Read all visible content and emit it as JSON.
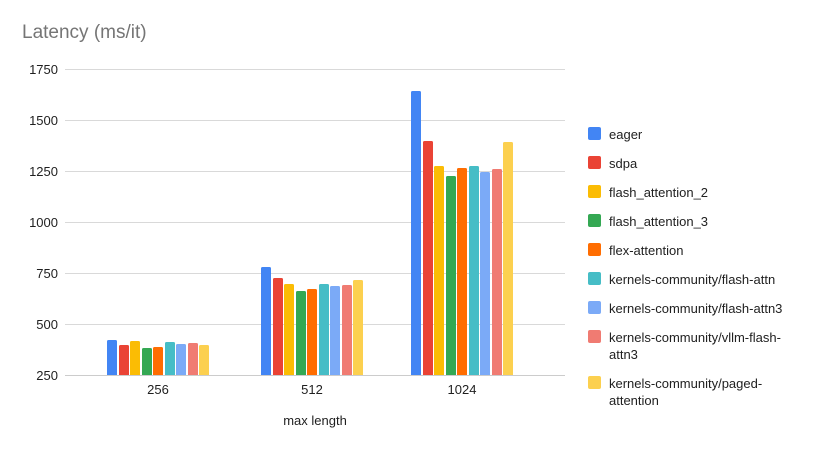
{
  "chart_data": {
    "type": "bar",
    "title": "Latency (ms/it)",
    "xlabel": "max length",
    "ylabel": "",
    "categories": [
      "256",
      "512",
      "1024"
    ],
    "series": [
      {
        "name": "eager",
        "color": "#4285F4",
        "values": [
          420,
          780,
          1640
        ]
      },
      {
        "name": "sdpa",
        "color": "#EA4335",
        "values": [
          397,
          724,
          1399
        ]
      },
      {
        "name": "flash_attention_2",
        "color": "#FBBC04",
        "values": [
          416,
          695,
          1275
        ]
      },
      {
        "name": "flash_attention_3",
        "color": "#34A853",
        "values": [
          381,
          663,
          1226
        ]
      },
      {
        "name": "flex-attention",
        "color": "#FF6D01",
        "values": [
          388,
          670,
          1266
        ]
      },
      {
        "name": "kernels-community/flash-attn",
        "color": "#46BDC6",
        "values": [
          412,
          698,
          1275
        ]
      },
      {
        "name": "kernels-community/flash-attn3",
        "color": "#7BAAF7",
        "values": [
          404,
          688,
          1244
        ]
      },
      {
        "name": "kernels-community/vllm-flash-attn3",
        "color": "#F07B72",
        "values": [
          408,
          691,
          1258
        ]
      },
      {
        "name": "kernels-community/paged-attention",
        "color": "#FCD04F",
        "values": [
          396,
          716,
          1390
        ]
      }
    ],
    "ylim": [
      250,
      1750
    ],
    "yticks": [
      250,
      500,
      750,
      1000,
      1250,
      1500,
      1750
    ],
    "grid": true,
    "legend_position": "right"
  }
}
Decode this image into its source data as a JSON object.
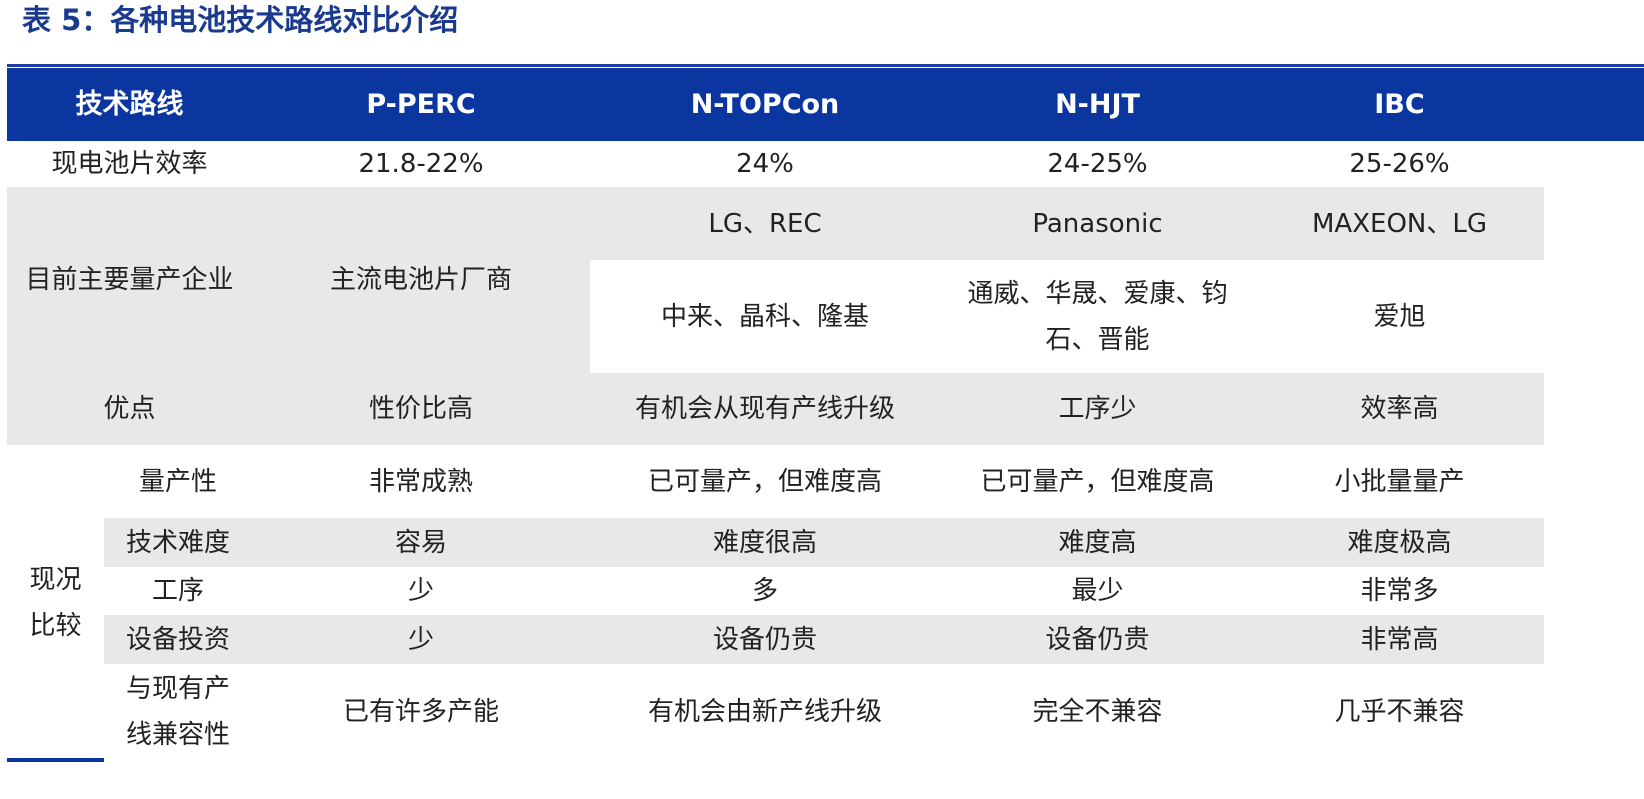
{
  "title": "表 5：各种电池技术路线对比介绍",
  "header": [
    "技术路线",
    "P-PERC",
    "N-TOPCon",
    "N-HJT",
    "IBC"
  ],
  "efficiency": {
    "label": "现电池片效率",
    "values": [
      "21.8-22%",
      "24%",
      "24-25%",
      "25-26%"
    ]
  },
  "producers": {
    "label": "目前主要量产企业",
    "perc": "主流电池片厂商",
    "row1": [
      "LG、REC",
      "Panasonic",
      "MAXEON、LG"
    ],
    "row2_topcon": "中来、晶科、隆基",
    "row2_hjt_line1": "通威、华晟、爱康、钧",
    "row2_hjt_line2": "石、晋能",
    "row2_ibc": "爱旭"
  },
  "advantages": {
    "label": "优点",
    "values": [
      "性价比高",
      "有机会从现有产线升级",
      "工序少",
      "效率高"
    ]
  },
  "comparison": {
    "group_label_line1": "现况",
    "group_label_line2": "比较",
    "rows": [
      {
        "label": "量产性",
        "values": [
          "非常成熟",
          "已可量产，但难度高",
          "已可量产，但难度高",
          "小批量量产"
        ]
      },
      {
        "label": "技术难度",
        "values": [
          "容易",
          "难度很高",
          "难度高",
          "难度极高"
        ]
      },
      {
        "label": "工序",
        "values": [
          "少",
          "多",
          "最少",
          "非常多"
        ]
      },
      {
        "label": "设备投资",
        "values": [
          "少",
          "设备仍贵",
          "设备仍贵",
          "非常高"
        ]
      }
    ],
    "compat_label_line1": "与现有产",
    "compat_label_line2": "线兼容性",
    "compat_values": [
      "已有许多产能",
      "有机会由新产线升级",
      "完全不兼容",
      "几乎不兼容"
    ]
  }
}
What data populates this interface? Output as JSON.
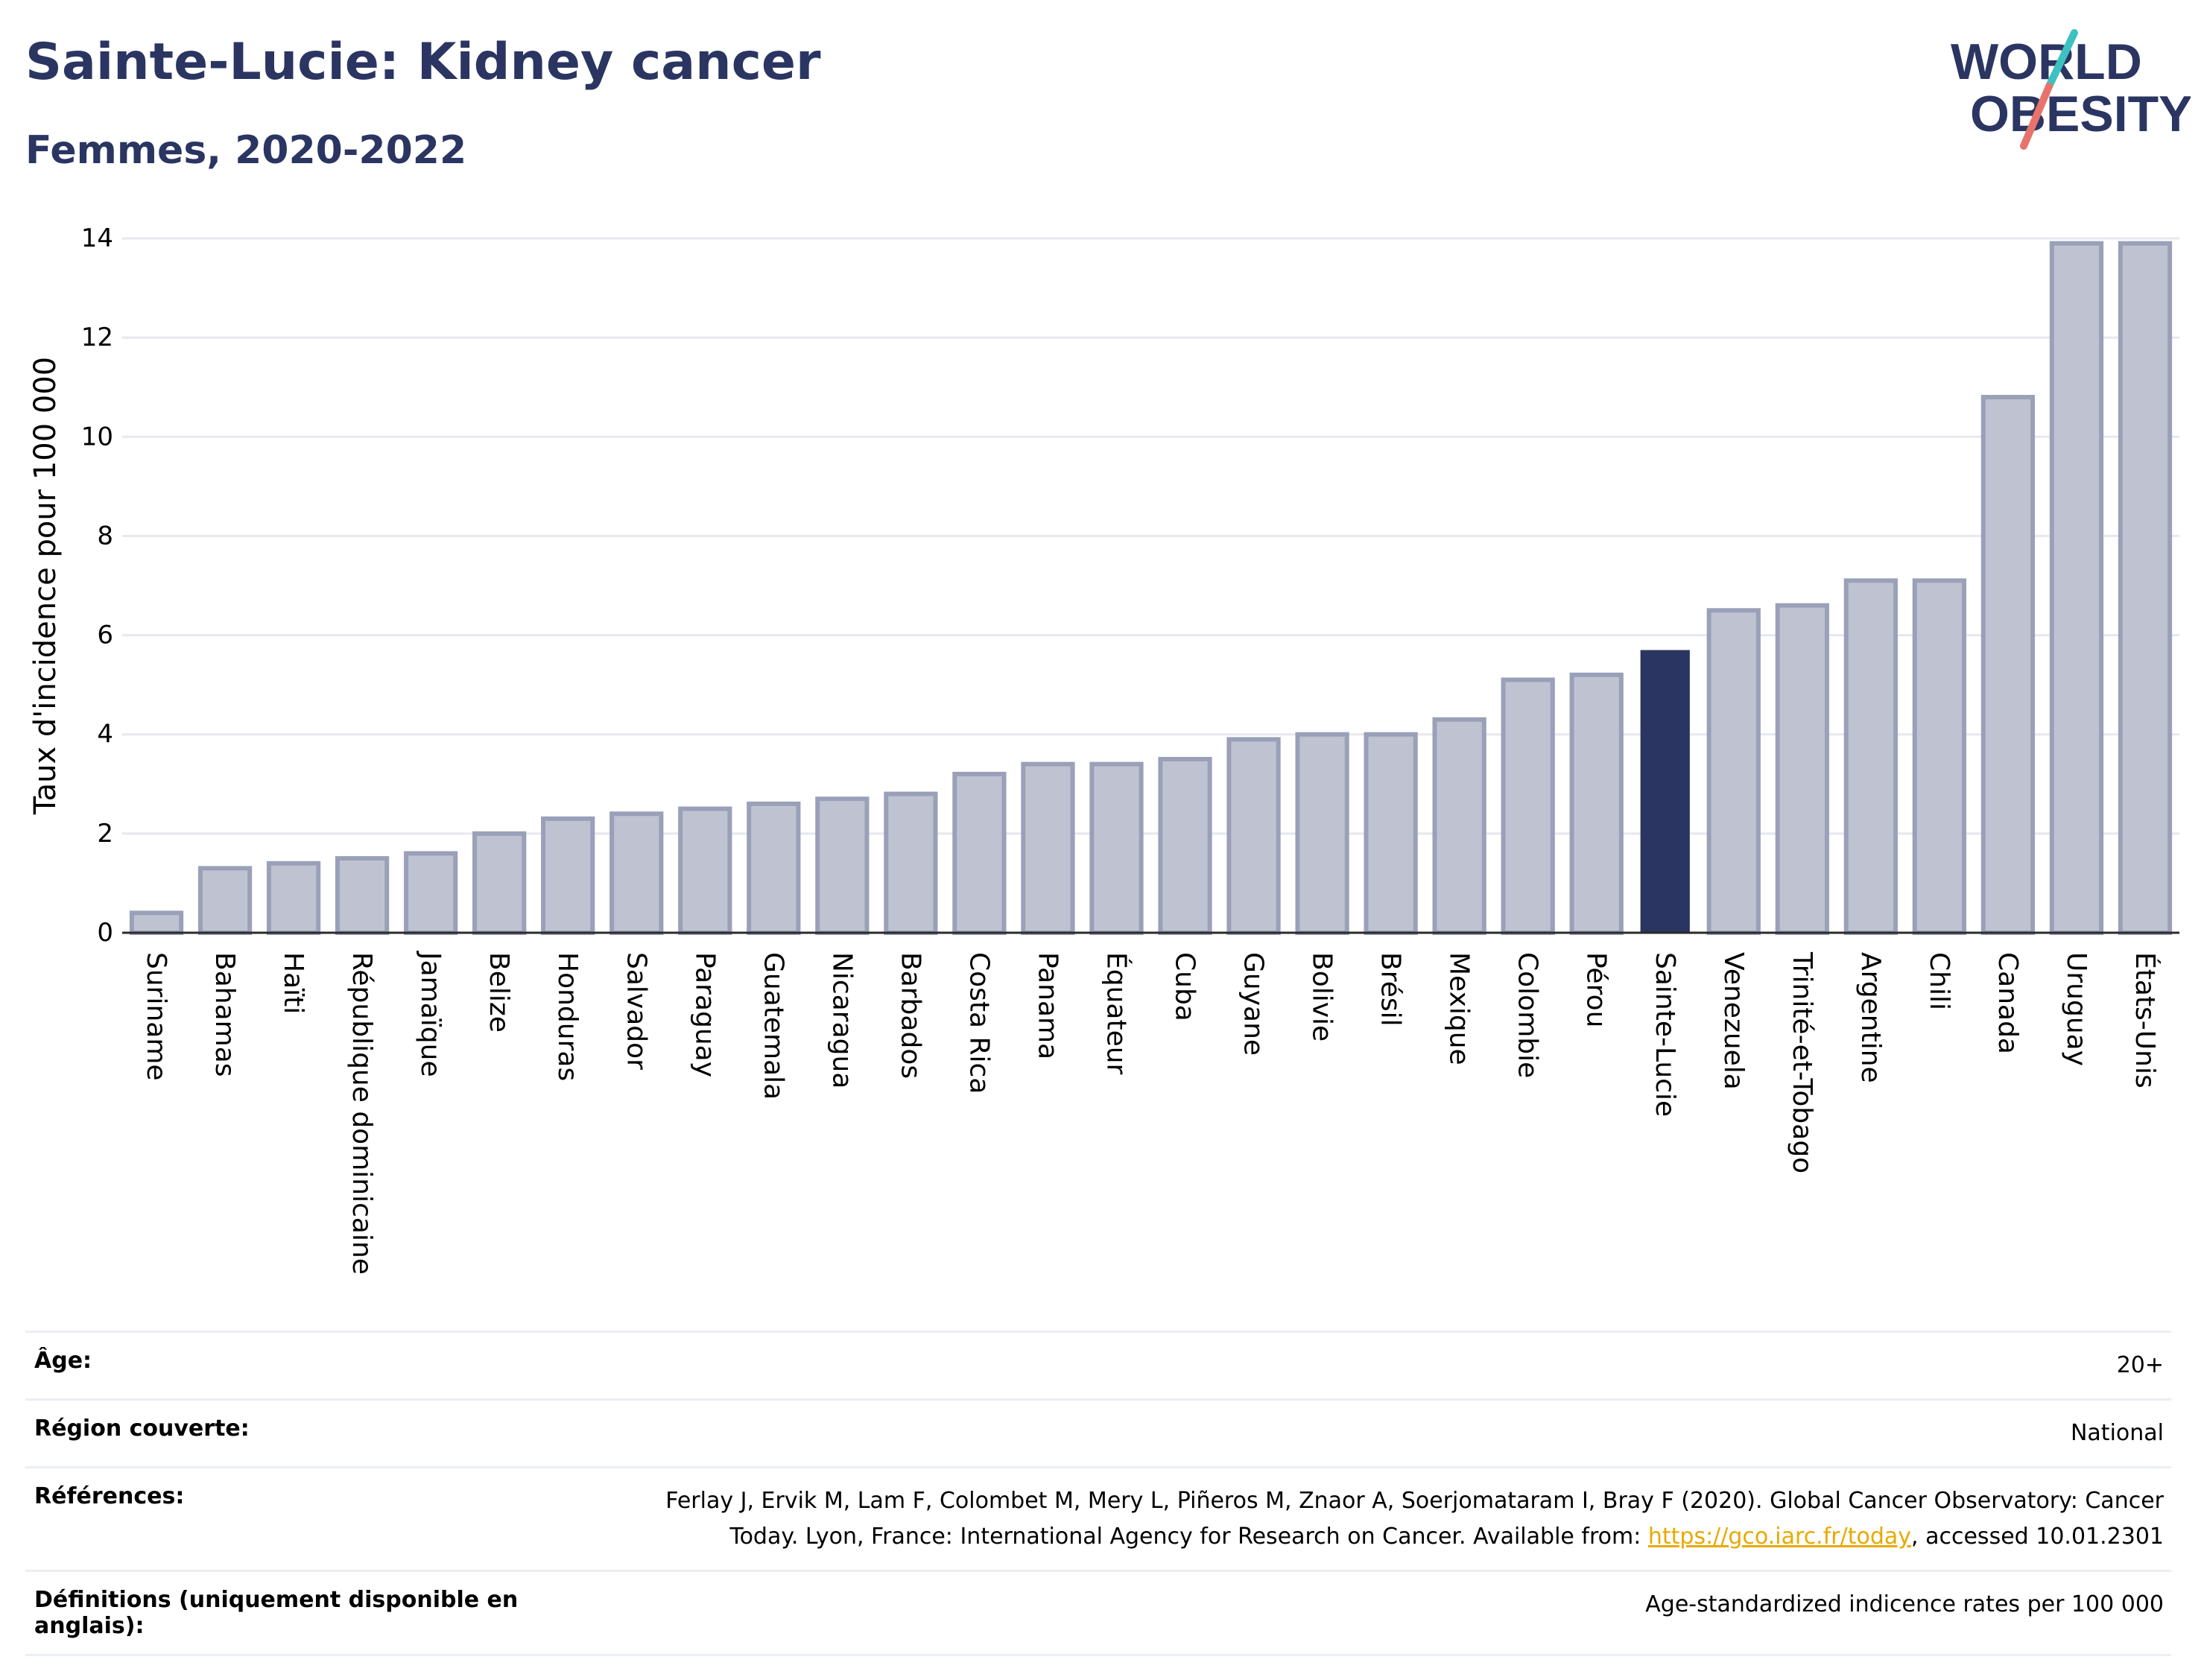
{
  "header": {
    "title": "Sainte-Lucie: Kidney cancer",
    "subtitle": "Femmes, 2020-2022"
  },
  "logo": {
    "line1": "WORLD",
    "line2": "OBESITY",
    "colors": {
      "text": "#2b3562",
      "slash_top": "#3ec1c1",
      "slash_bottom": "#e8736b"
    }
  },
  "colors": {
    "bar_default": "#bfc3d1",
    "bar_default_stroke": "#9aa0b8",
    "bar_highlight": "#2b3562",
    "grid": "#e6e8ee",
    "axis": "#2b2b2b",
    "title": "#2b3562",
    "link": "#e8a900"
  },
  "chart_data": {
    "type": "bar",
    "title": "Sainte-Lucie: Kidney cancer",
    "subtitle": "Femmes, 2020-2022",
    "xlabel": "",
    "ylabel": "Taux d'incidence pour 100 000",
    "ylim": [
      0,
      14
    ],
    "yticks": [
      0,
      2,
      4,
      6,
      8,
      10,
      12,
      14
    ],
    "grid": true,
    "highlight": "Sainte-Lucie",
    "categories": [
      "Suriname",
      "Bahamas",
      "Haïti",
      "République dominicaine",
      "Jamaïque",
      "Belize",
      "Honduras",
      "Salvador",
      "Paraguay",
      "Guatemala",
      "Nicaragua",
      "Barbados",
      "Costa Rica",
      "Panama",
      "Équateur",
      "Cuba",
      "Guyane",
      "Bolivie",
      "Brésil",
      "Mexique",
      "Colombie",
      "Pérou",
      "Sainte-Lucie",
      "Venezuela",
      "Trinité-et-Tobago",
      "Argentine",
      "Chili",
      "Canada",
      "Uruguay",
      "États-Unis"
    ],
    "values": [
      0.4,
      1.3,
      1.4,
      1.5,
      1.6,
      2.0,
      2.3,
      2.4,
      2.5,
      2.6,
      2.7,
      2.8,
      3.2,
      3.4,
      3.4,
      3.5,
      3.9,
      4.0,
      4.0,
      4.3,
      5.1,
      5.2,
      5.7,
      6.5,
      6.6,
      7.1,
      7.1,
      10.8,
      13.9,
      13.9
    ]
  },
  "info": {
    "age": {
      "label": "Âge:",
      "value": "20+"
    },
    "region": {
      "label": "Région couverte:",
      "value": "National"
    },
    "references": {
      "label": "Références:",
      "text1": "Ferlay J, Ervik M, Lam F, Colombet M, Mery L, Piñeros M, Znaor A, Soerjomataram I, Bray F (2020). Global Cancer Observatory: Cancer",
      "text2": "Today. Lyon, France: International Agency for Research on Cancer. Available from: ",
      "link": "https://gco.iarc.fr/today",
      "text3": ", accessed 10.01.2301"
    },
    "definitions": {
      "label": "Définitions (uniquement disponible en anglais):",
      "value": "Age-standardized indicence rates per 100 000"
    }
  }
}
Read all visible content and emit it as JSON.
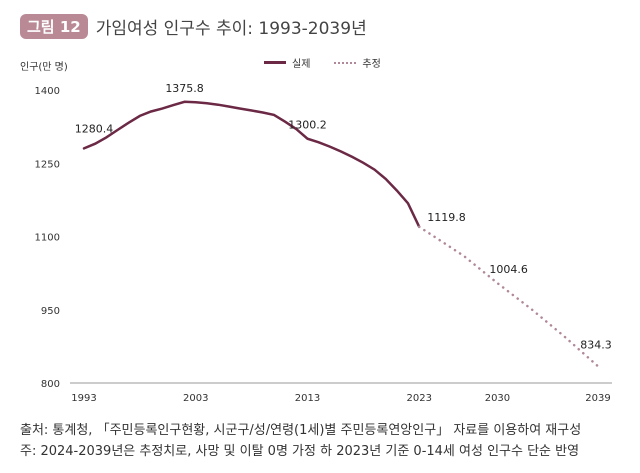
{
  "header": {
    "badge": "그림 12",
    "title": "가임여성 인구수 추이: 1993-2039년"
  },
  "footer": {
    "source": "출처: 통계청, 「주민등록인구현황, 시군구/성/연령(1세)별 주민등록연앙인구」 자료를 이용하여 재구성",
    "note": "주: 2024-2039년은 추정치로, 사망 및 이탈 0명 가정 하 2023년 기준 0-14세 여성 인구수 단순 반영"
  },
  "chart_data": {
    "type": "line",
    "title": "가임여성 인구수 추이: 1993-2039년",
    "ylabel": "인구(만 명)",
    "ylim": [
      800,
      1400
    ],
    "yticks": [
      800,
      950,
      1100,
      1250,
      1400
    ],
    "xlim": [
      1993,
      2039
    ],
    "xticks": [
      1993,
      2003,
      2013,
      2023,
      2030,
      2039
    ],
    "grid": false,
    "legend_placement": "top-center",
    "colors": {
      "actual": "#6b2945",
      "projected": "#b0889a",
      "badge": "#b98a95"
    },
    "series": [
      {
        "name": "실제",
        "style": "solid",
        "x": [
          1993,
          1994,
          1995,
          1996,
          1997,
          1998,
          1999,
          2000,
          2001,
          2002,
          2003,
          2004,
          2005,
          2006,
          2007,
          2008,
          2009,
          2010,
          2011,
          2012,
          2013,
          2014,
          2015,
          2016,
          2017,
          2018,
          2019,
          2020,
          2021,
          2022,
          2023
        ],
        "y": [
          1280.4,
          1290,
          1303,
          1318,
          1333,
          1347,
          1356,
          1362,
          1369,
          1375.8,
          1375,
          1373,
          1370,
          1366,
          1362,
          1358,
          1354,
          1349,
          1335,
          1320,
          1300.2,
          1293,
          1284,
          1274,
          1263,
          1251,
          1237,
          1218,
          1194,
          1168,
          1119.8
        ]
      },
      {
        "name": "추정",
        "style": "dotted",
        "x": [
          2023,
          2025,
          2027,
          2030,
          2033,
          2036,
          2039
        ],
        "y": [
          1119.8,
          1090,
          1060,
          1004.6,
          952,
          895,
          834.3
        ]
      }
    ],
    "data_labels": [
      {
        "x": 1993,
        "text": "1280.4"
      },
      {
        "x": 2002,
        "text": "1375.8"
      },
      {
        "x": 2013,
        "text": "1300.2"
      },
      {
        "x": 2023,
        "text": "1119.8"
      },
      {
        "x": 2030,
        "text": "1004.6"
      },
      {
        "x": 2039,
        "text": "834.3"
      }
    ]
  }
}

■ ■ ■ ■ ■ ■ ■

:: Goal of the exercise ::
Copy out the lines that hold "Femmes".

:: Solution to this problem ::
    "subtitle": "Femmes, 2020-2022"
    "subtitle": "Femmes, 2020-2022",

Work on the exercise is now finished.